Given entries
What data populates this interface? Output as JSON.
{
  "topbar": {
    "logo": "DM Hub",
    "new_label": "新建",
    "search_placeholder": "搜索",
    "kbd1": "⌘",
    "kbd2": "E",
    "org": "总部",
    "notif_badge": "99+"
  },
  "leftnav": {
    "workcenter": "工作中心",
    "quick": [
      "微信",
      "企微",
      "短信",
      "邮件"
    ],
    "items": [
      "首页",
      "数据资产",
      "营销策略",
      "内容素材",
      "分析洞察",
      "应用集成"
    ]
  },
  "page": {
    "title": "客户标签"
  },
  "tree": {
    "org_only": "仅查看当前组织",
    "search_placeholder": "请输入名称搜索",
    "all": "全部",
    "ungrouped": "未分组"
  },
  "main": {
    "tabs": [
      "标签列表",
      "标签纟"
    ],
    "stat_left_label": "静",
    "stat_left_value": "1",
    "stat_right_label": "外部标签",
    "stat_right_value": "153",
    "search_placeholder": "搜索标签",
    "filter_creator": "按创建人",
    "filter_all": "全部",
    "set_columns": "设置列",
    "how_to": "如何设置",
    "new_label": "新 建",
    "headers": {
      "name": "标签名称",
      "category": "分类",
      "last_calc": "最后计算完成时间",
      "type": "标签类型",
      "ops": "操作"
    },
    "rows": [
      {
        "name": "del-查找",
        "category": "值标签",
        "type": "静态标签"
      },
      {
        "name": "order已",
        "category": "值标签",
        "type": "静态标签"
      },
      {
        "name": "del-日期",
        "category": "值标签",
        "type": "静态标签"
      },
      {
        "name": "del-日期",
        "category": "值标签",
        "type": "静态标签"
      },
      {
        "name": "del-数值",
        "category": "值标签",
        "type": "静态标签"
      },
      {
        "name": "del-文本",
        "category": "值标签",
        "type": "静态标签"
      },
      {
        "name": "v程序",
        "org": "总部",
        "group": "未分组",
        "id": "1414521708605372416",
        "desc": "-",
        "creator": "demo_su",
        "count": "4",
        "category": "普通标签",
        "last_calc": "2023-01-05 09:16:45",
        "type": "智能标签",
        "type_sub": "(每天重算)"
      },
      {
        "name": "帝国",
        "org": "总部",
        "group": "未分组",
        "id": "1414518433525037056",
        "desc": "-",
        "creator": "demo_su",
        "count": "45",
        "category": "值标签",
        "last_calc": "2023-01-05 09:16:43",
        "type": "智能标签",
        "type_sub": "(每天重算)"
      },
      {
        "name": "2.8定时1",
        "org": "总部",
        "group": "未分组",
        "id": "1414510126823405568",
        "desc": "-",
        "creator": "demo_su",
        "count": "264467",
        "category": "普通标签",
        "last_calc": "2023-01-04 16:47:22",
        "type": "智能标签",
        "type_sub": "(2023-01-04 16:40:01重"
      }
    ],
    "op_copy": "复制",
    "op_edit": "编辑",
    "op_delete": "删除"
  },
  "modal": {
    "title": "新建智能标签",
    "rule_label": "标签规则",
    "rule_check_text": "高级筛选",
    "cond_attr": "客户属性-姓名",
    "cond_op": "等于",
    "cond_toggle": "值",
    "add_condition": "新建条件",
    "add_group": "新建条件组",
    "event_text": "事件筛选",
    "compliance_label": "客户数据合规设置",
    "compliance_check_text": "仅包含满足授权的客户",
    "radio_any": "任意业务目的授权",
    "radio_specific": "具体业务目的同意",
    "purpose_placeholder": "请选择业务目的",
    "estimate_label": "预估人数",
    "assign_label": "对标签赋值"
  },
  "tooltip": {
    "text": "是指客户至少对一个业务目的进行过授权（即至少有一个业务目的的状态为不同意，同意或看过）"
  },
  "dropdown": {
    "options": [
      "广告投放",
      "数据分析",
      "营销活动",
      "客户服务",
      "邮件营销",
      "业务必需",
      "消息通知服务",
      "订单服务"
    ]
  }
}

Given instruction
Repeat each record exactly, leaving nothing out.

Expected answer
What data populates this interface? Output as JSON.
{
  "topbar": {
    "logo": "DM Hub",
    "new_label": "新建",
    "search_placeholder": "搜索",
    "kbd1": "⌘",
    "kbd2": "E",
    "org": "总部",
    "notif_badge": "99+"
  },
  "leftnav": {
    "workcenter": "工作中心",
    "quick": [
      "微信",
      "企微",
      "短信",
      "邮件"
    ],
    "items": [
      "首页",
      "数据资产",
      "营销策略",
      "内容素材",
      "分析洞察",
      "应用集成"
    ]
  },
  "page": {
    "title": "客户标签"
  },
  "tree": {
    "org_only": "仅查看当前组织",
    "search_placeholder": "请输入名称搜索",
    "all": "全部",
    "ungrouped": "未分组"
  },
  "main": {
    "tabs": [
      "标签列表",
      "标签纟"
    ],
    "stat_left_label": "静",
    "stat_left_value": "1",
    "stat_right_label": "外部标签",
    "stat_right_value": "153",
    "search_placeholder": "搜索标签",
    "filter_creator": "按创建人",
    "filter_all": "全部",
    "set_columns": "设置列",
    "how_to": "如何设置",
    "new_label": "新 建",
    "headers": {
      "name": "标签名称",
      "category": "分类",
      "last_calc": "最后计算完成时间",
      "type": "标签类型",
      "ops": "操作"
    },
    "rows": [
      {
        "name": "del-查找",
        "category": "值标签",
        "type": "静态标签"
      },
      {
        "name": "order已",
        "category": "值标签",
        "type": "静态标签"
      },
      {
        "name": "del-日期",
        "category": "值标签",
        "type": "静态标签"
      },
      {
        "name": "del-日期",
        "category": "值标签",
        "type": "静态标签"
      },
      {
        "name": "del-数值",
        "category": "值标签",
        "type": "静态标签"
      },
      {
        "name": "del-文本",
        "category": "值标签",
        "type": "静态标签"
      },
      {
        "name": "v程序",
        "org": "总部",
        "group": "未分组",
        "id": "1414521708605372416",
        "desc": "-",
        "creator": "demo_su",
        "count": "4",
        "category": "普通标签",
        "last_calc": "2023-01-05 09:16:45",
        "type": "智能标签",
        "type_sub": "(每天重算)"
      },
      {
        "name": "帝国",
        "org": "总部",
        "group": "未分组",
        "id": "1414518433525037056",
        "desc": "-",
        "creator": "demo_su",
        "count": "45",
        "category": "值标签",
        "last_calc": "2023-01-05 09:16:43",
        "type": "智能标签",
        "type_sub": "(每天重算)"
      },
      {
        "name": "2.8定时1",
        "org": "总部",
        "group": "未分组",
        "id": "1414510126823405568",
        "desc": "-",
        "creator": "demo_su",
        "count": "264467",
        "category": "普通标签",
        "last_calc": "2023-01-04 16:47:22",
        "type": "智能标签",
        "type_sub": "(2023-01-04 16:40:01重"
      }
    ],
    "op_copy": "复制",
    "op_edit": "编辑",
    "op_delete": "删除"
  },
  "modal": {
    "title": "新建智能标签",
    "rule_label": "标签规则",
    "rule_check_text": "高级筛选",
    "cond_attr": "客户属性-姓名",
    "cond_op": "等于",
    "cond_toggle": "值",
    "add_condition": "新建条件",
    "add_group": "新建条件组",
    "event_text": "事件筛选",
    "compliance_label": "客户数据合规设置",
    "compliance_check_text": "仅包含满足授权的客户",
    "radio_any": "任意业务目的授权",
    "radio_specific": "具体业务目的同意",
    "purpose_placeholder": "请选择业务目的",
    "estimate_label": "预估人数",
    "assign_label": "对标签赋值"
  },
  "tooltip": {
    "text": "是指客户至少对一个业务目的进行过授权（即至少有一个业务目的的状态为不同意，同意或看过）"
  },
  "dropdown": {
    "options": [
      "广告投放",
      "数据分析",
      "营销活动",
      "客户服务",
      "邮件营销",
      "业务必需",
      "消息通知服务",
      "订单服务"
    ]
  }
}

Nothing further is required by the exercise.